> [WHAT YOU NEED TO DO]
What follows is a set of records; restate each one word for word and drop the pictures.

• • • •

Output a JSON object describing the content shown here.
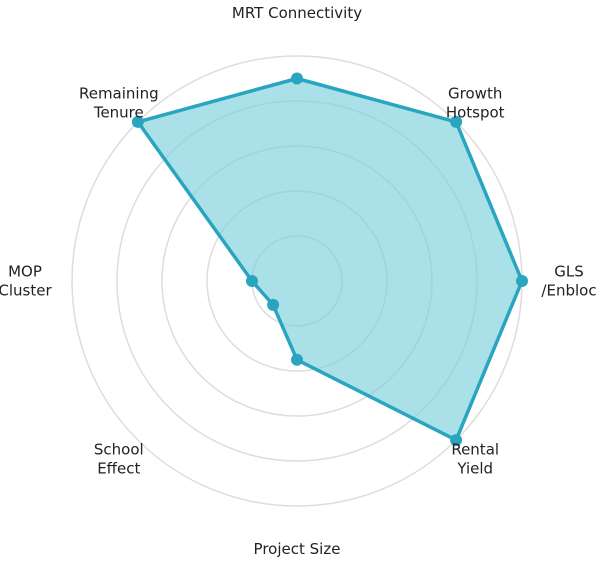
{
  "chart_data": {
    "type": "radar",
    "axes": [
      "MRT Connectivity",
      "Growth\nHotspot",
      "GLS\n/Enbloc",
      "Rental\nYield",
      "Project Size",
      "School\nEffect",
      "MOP\nCluster",
      "Remaining\nTenure"
    ],
    "values": [
      0.9,
      1.0,
      1.0,
      1.0,
      0.35,
      0.15,
      0.2,
      1.0
    ],
    "range": [
      0,
      1
    ],
    "rings": 5,
    "grid": true,
    "colors": {
      "line": "#2aa5bf",
      "fill": "#7dcfdb",
      "grid": "#dddddd",
      "text": "#222222"
    }
  }
}
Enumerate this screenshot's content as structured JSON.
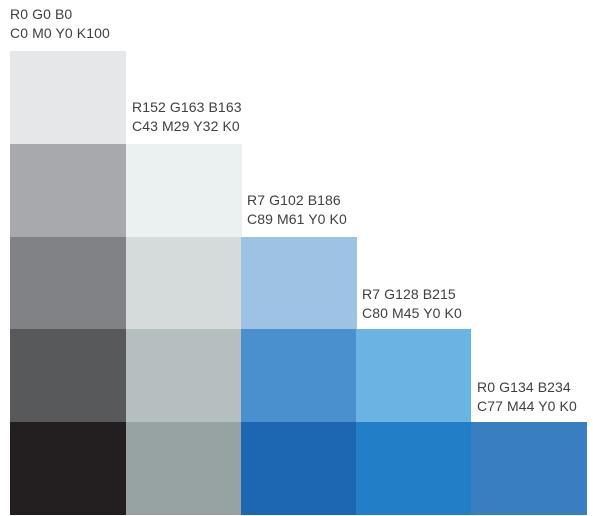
{
  "columns": [
    {
      "line1": "R0 G0 B0",
      "line2": "C0 M0 Y0 K100",
      "swatches": [
        "#e6e7e8",
        "#a7a9ac",
        "#808285",
        "#58595b",
        "#231f20"
      ]
    },
    {
      "line1": "R152 G163 B163",
      "line2": "C43 M29 Y32 K0",
      "swatches": [
        "#ebf1f1",
        "#d5dbdb",
        "#b6bfbf",
        "#97a3a3"
      ]
    },
    {
      "line1": "R7 G102 B186",
      "line2": "C89 M61 Y0 K0",
      "swatches": [
        "#9dc2e4",
        "#4a90cf",
        "#1d66b1"
      ]
    },
    {
      "line1": "R7 G128 B215",
      "line2": "C80 M45 Y0 K0",
      "swatches": [
        "#6bb3e3",
        "#217ec7"
      ]
    },
    {
      "line1": "R0 G134 B234",
      "line2": "C77 M44 Y0 K0",
      "swatches": [
        "#3a7ec2"
      ]
    }
  ]
}
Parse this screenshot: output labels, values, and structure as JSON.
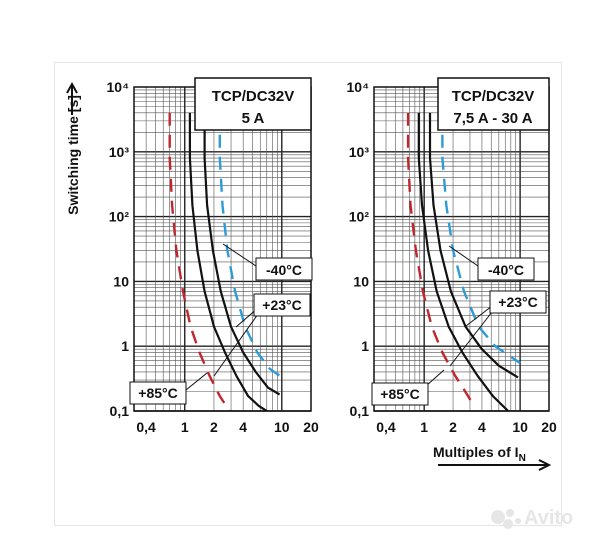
{
  "watermark": {
    "text": "Avito",
    "icon": "avito-dots-icon",
    "colors": [
      "#e6e6e6"
    ]
  },
  "chart_data": [
    {
      "type": "line",
      "title": "TCP/DC32V",
      "subtitle": "5 A",
      "ylabel": "Switching time [s]",
      "xlabel": "",
      "x_scale": "log",
      "y_scale": "log",
      "xlim": [
        0.3,
        20
      ],
      "ylim": [
        0.1,
        10000
      ],
      "grid": true,
      "x_ticks": [
        "0,4",
        "1",
        "2",
        "4",
        "10",
        "20"
      ],
      "y_ticks": [
        "0,1",
        "1",
        "10",
        "10²",
        "10³",
        "10⁴"
      ],
      "annotations": [
        "-40°C",
        "+23°C",
        "+85°C"
      ],
      "series": [
        {
          "style": "dashed",
          "color": "#c0262d",
          "x": [
            0.7,
            0.7,
            0.74,
            0.82,
            0.96,
            1.15,
            1.42,
            1.8,
            2.3,
            2.9
          ],
          "y": [
            4000,
            800,
            150,
            30,
            7,
            2,
            0.8,
            0.35,
            0.17,
            0.1
          ]
        },
        {
          "style": "solid",
          "color": "#111111",
          "x": [
            1.13,
            1.13,
            1.2,
            1.35,
            1.6,
            2.0,
            2.6,
            3.4,
            4.5,
            5.8,
            7.0
          ],
          "y": [
            4000,
            800,
            150,
            30,
            7,
            2,
            0.8,
            0.35,
            0.17,
            0.12,
            0.1
          ]
        },
        {
          "style": "solid",
          "color": "#111111",
          "x": [
            1.6,
            1.6,
            1.7,
            1.95,
            2.35,
            3.0,
            4.0,
            5.4,
            7.2,
            9.5
          ],
          "y": [
            4000,
            800,
            150,
            30,
            7,
            2,
            0.8,
            0.4,
            0.23,
            0.18
          ]
        },
        {
          "style": "dashed",
          "color": "#2e9bd6",
          "x": [
            2.3,
            2.3,
            2.45,
            2.75,
            3.3,
            4.2,
            5.6,
            7.5,
            9.5
          ],
          "y": [
            4000,
            800,
            150,
            30,
            7,
            2,
            0.8,
            0.45,
            0.35
          ]
        }
      ]
    },
    {
      "type": "line",
      "title": "TCP/DC32V",
      "subtitle": "7,5 A - 30 A",
      "ylabel": "",
      "xlabel": "Multiples of I",
      "xlabel_sub": "N",
      "x_scale": "log",
      "y_scale": "log",
      "xlim": [
        0.3,
        20
      ],
      "ylim": [
        0.1,
        10000
      ],
      "grid": true,
      "x_ticks": [
        "0,4",
        "1",
        "2",
        "4",
        "10",
        "20"
      ],
      "y_ticks": [
        "0,1",
        "1",
        "10",
        "10²",
        "10³",
        "10⁴"
      ],
      "annotations": [
        "-40°C",
        "+23°C",
        "+85°C"
      ],
      "series": [
        {
          "style": "dashed",
          "color": "#c0262d",
          "x": [
            0.68,
            0.68,
            0.72,
            0.82,
            0.97,
            1.2,
            1.55,
            2.1,
            2.8,
            3.2
          ],
          "y": [
            4000,
            800,
            150,
            30,
            7,
            2,
            0.8,
            0.35,
            0.18,
            0.13
          ]
        },
        {
          "style": "solid",
          "color": "#111111",
          "x": [
            0.88,
            0.88,
            0.95,
            1.1,
            1.35,
            1.8,
            2.5,
            3.6,
            5.2,
            7.5
          ],
          "y": [
            4000,
            800,
            150,
            30,
            7,
            2,
            0.8,
            0.35,
            0.17,
            0.1
          ]
        },
        {
          "style": "solid",
          "color": "#111111",
          "x": [
            1.15,
            1.15,
            1.25,
            1.48,
            1.9,
            2.7,
            4.0,
            6.0,
            9.5
          ],
          "y": [
            4000,
            800,
            150,
            30,
            7,
            2,
            0.9,
            0.5,
            0.33
          ]
        },
        {
          "style": "dashed",
          "color": "#2e9bd6",
          "x": [
            1.55,
            1.55,
            1.7,
            2.0,
            2.6,
            3.7,
            5.5,
            7.8,
            10.0
          ],
          "y": [
            4000,
            800,
            150,
            30,
            7,
            2,
            1.0,
            0.7,
            0.55
          ]
        }
      ]
    }
  ]
}
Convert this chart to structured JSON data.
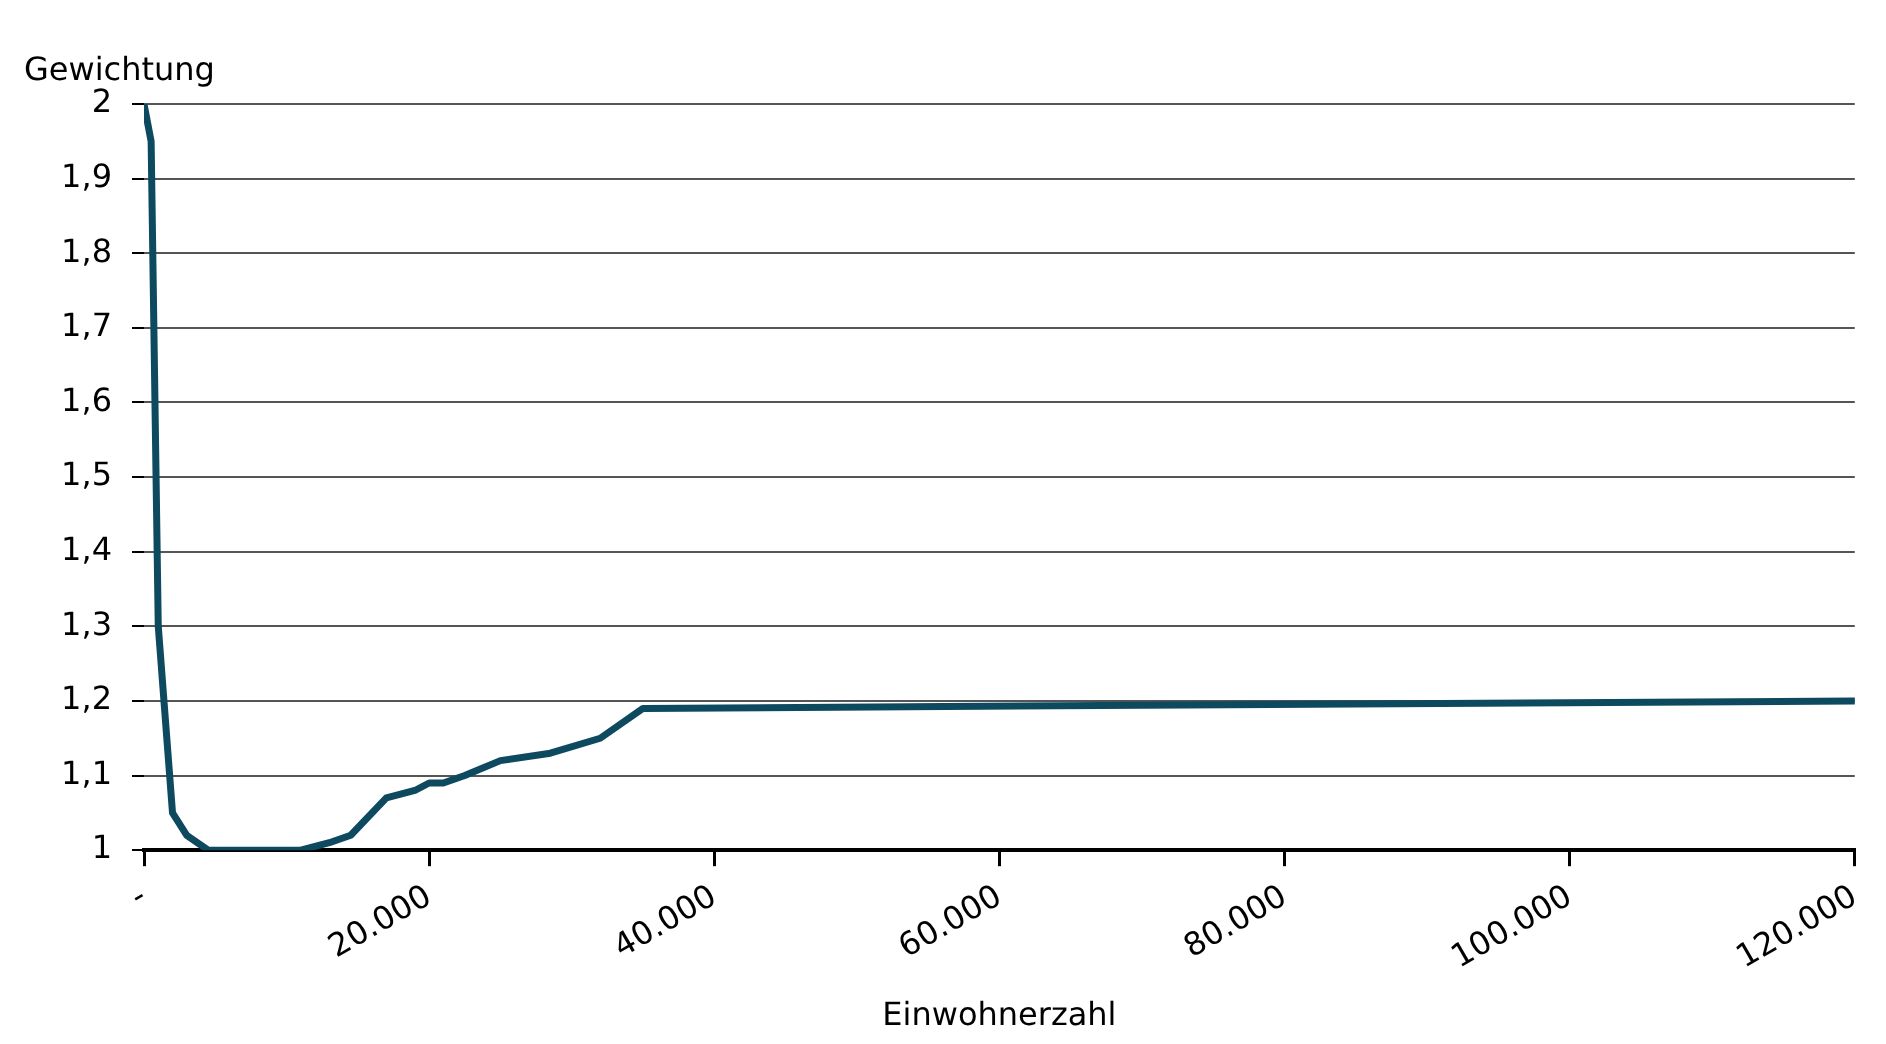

• • • •

> [EXERCISE SOLUTION]
Output a JSON object describing the content shown here.
{
  "chart_data": {
    "type": "radar",
    "axes": [
      "MRT Connectivity",
      "Growth\nHotspot",
      "GLS\n/Enbloc",
      "Rental\nYield",
      "Project Size",
      "School\nEffect",
      "MOP\nCluster",
      "Remaining\nTenure"
    ],
    "values": [
      0.9,
      1.0,
      1.0,
      1.0,
      0.35,
      0.15,
      0.2,
      1.0
    ],
    "range": [
      0,
      1
    ],
    "rings": 5,
    "grid": true,
    "colors": {
      "line": "#2aa5bf",
      "fill": "#7dcfdb",
      "grid": "#dddddd",
      "text": "#222222"
    }
  }
}
Enumerate this screenshot's content as structured JSON.
{
  "columns": [
    {
      "line1": "R0 G0 B0",
      "line2": "C0 M0 Y0 K100",
      "swatches": [
        "#e6e7e8",
        "#a7a9ac",
        "#808285",
        "#58595b",
        "#231f20"
      ]
    },
    {
      "line1": "R152 G163 B163",
      "line2": "C43 M29 Y32 K0",
      "swatches": [
        "#ebf1f1",
        "#d5dbdb",
        "#b6bfbf",
        "#97a3a3"
      ]
    },
    {
      "line1": "R7 G102 B186",
      "line2": "C89 M61 Y0 K0",
      "swatches": [
        "#9dc2e4",
        "#4a90cf",
        "#1d66b1"
      ]
    },
    {
      "line1": "R7 G128 B215",
      "line2": "C80 M45 Y0 K0",
      "swatches": [
        "#6bb3e3",
        "#217ec7"
      ]
    },
    {
      "line1": "R0 G134 B234",
      "line2": "C77 M44 Y0 K0",
      "swatches": [
        "#3a7ec2"
      ]
    }
  ]
}
Parse this screenshot: output labels, values, and structure as JSON.
{
  "watermark": {
    "text": "Avito",
    "icon": "avito-dots-icon",
    "colors": [
      "#e6e6e6"
    ]
  },
  "chart_data": [
    {
      "type": "line",
      "title": "TCP/DC32V",
      "subtitle": "5 A",
      "ylabel": "Switching time [s]",
      "xlabel": "",
      "x_scale": "log",
      "y_scale": "log",
      "xlim": [
        0.3,
        20
      ],
      "ylim": [
        0.1,
        10000
      ],
      "grid": true,
      "x_ticks": [
        "0,4",
        "1",
        "2",
        "4",
        "10",
        "20"
      ],
      "y_ticks": [
        "0,1",
        "1",
        "10",
        "10²",
        "10³",
        "10⁴"
      ],
      "annotations": [
        "-40°C",
        "+23°C",
        "+85°C"
      ],
      "series": [
        {
          "style": "dashed",
          "color": "#c0262d",
          "x": [
            0.7,
            0.7,
            0.74,
            0.82,
            0.96,
            1.15,
            1.42,
            1.8,
            2.3,
            2.9
          ],
          "y": [
            4000,
            800,
            150,
            30,
            7,
            2,
            0.8,
            0.35,
            0.17,
            0.1
          ]
        },
        {
          "style": "solid",
          "color": "#111111",
          "x": [
            1.13,
            1.13,
            1.2,
            1.35,
            1.6,
            2.0,
            2.6,
            3.4,
            4.5,
            5.8,
            7.0
          ],
          "y": [
            4000,
            800,
            150,
            30,
            7,
            2,
            0.8,
            0.35,
            0.17,
            0.12,
            0.1
          ]
        },
        {
          "style": "solid",
          "color": "#111111",
          "x": [
            1.6,
            1.6,
            1.7,
            1.95,
            2.35,
            3.0,
            4.0,
            5.4,
            7.2,
            9.5
          ],
          "y": [
            4000,
            800,
            150,
            30,
            7,
            2,
            0.8,
            0.4,
            0.23,
            0.18
          ]
        },
        {
          "style": "dashed",
          "color": "#2e9bd6",
          "x": [
            2.3,
            2.3,
            2.45,
            2.75,
            3.3,
            4.2,
            5.6,
            7.5,
            9.5
          ],
          "y": [
            4000,
            800,
            150,
            30,
            7,
            2,
            0.8,
            0.45,
            0.35
          ]
        }
      ]
    },
    {
      "type": "line",
      "title": "TCP/DC32V",
      "subtitle": "7,5 A - 30 A",
      "ylabel": "",
      "xlabel": "Multiples of I",
      "xlabel_sub": "N",
      "x_scale": "log",
      "y_scale": "log",
      "xlim": [
        0.3,
        20
      ],
      "ylim": [
        0.1,
        10000
      ],
      "grid": true,
      "x_ticks": [
        "0,4",
        "1",
        "2",
        "4",
        "10",
        "20"
      ],
      "y_ticks": [
        "0,1",
        "1",
        "10",
        "10²",
        "10³",
        "10⁴"
      ],
      "annotations": [
        "-40°C",
        "+23°C",
        "+85°C"
      ],
      "series": [
        {
          "style": "dashed",
          "color": "#c0262d",
          "x": [
            0.68,
            0.68,
            0.72,
            0.82,
            0.97,
            1.2,
            1.55,
            2.1,
            2.8,
            3.2
          ],
          "y": [
            4000,
            800,
            150,
            30,
            7,
            2,
            0.8,
            0.35,
            0.18,
            0.13
          ]
        },
        {
          "style": "solid",
          "color": "#111111",
          "x": [
            0.88,
            0.88,
            0.95,
            1.1,
            1.35,
            1.8,
            2.5,
            3.6,
            5.2,
            7.5
          ],
          "y": [
            4000,
            800,
            150,
            30,
            7,
            2,
            0.8,
            0.35,
            0.17,
            0.1
          ]
        },
        {
          "style": "solid",
          "color": "#111111",
          "x": [
            1.15,
            1.15,
            1.25,
            1.48,
            1.9,
            2.7,
            4.0,
            6.0,
            9.5
          ],
          "y": [
            4000,
            800,
            150,
            30,
            7,
            2,
            0.9,
            0.5,
            0.33
          ]
        },
        {
          "style": "dashed",
          "color": "#2e9bd6",
          "x": [
            1.55,
            1.55,
            1.7,
            2.0,
            2.6,
            3.7,
            5.5,
            7.8,
            10.0
          ],
          "y": [
            4000,
            800,
            150,
            30,
            7,
            2,
            1.0,
            0.7,
            0.55
          ]
        }
      ]
    }
  ]
}
Convert this chart to structured JSON data.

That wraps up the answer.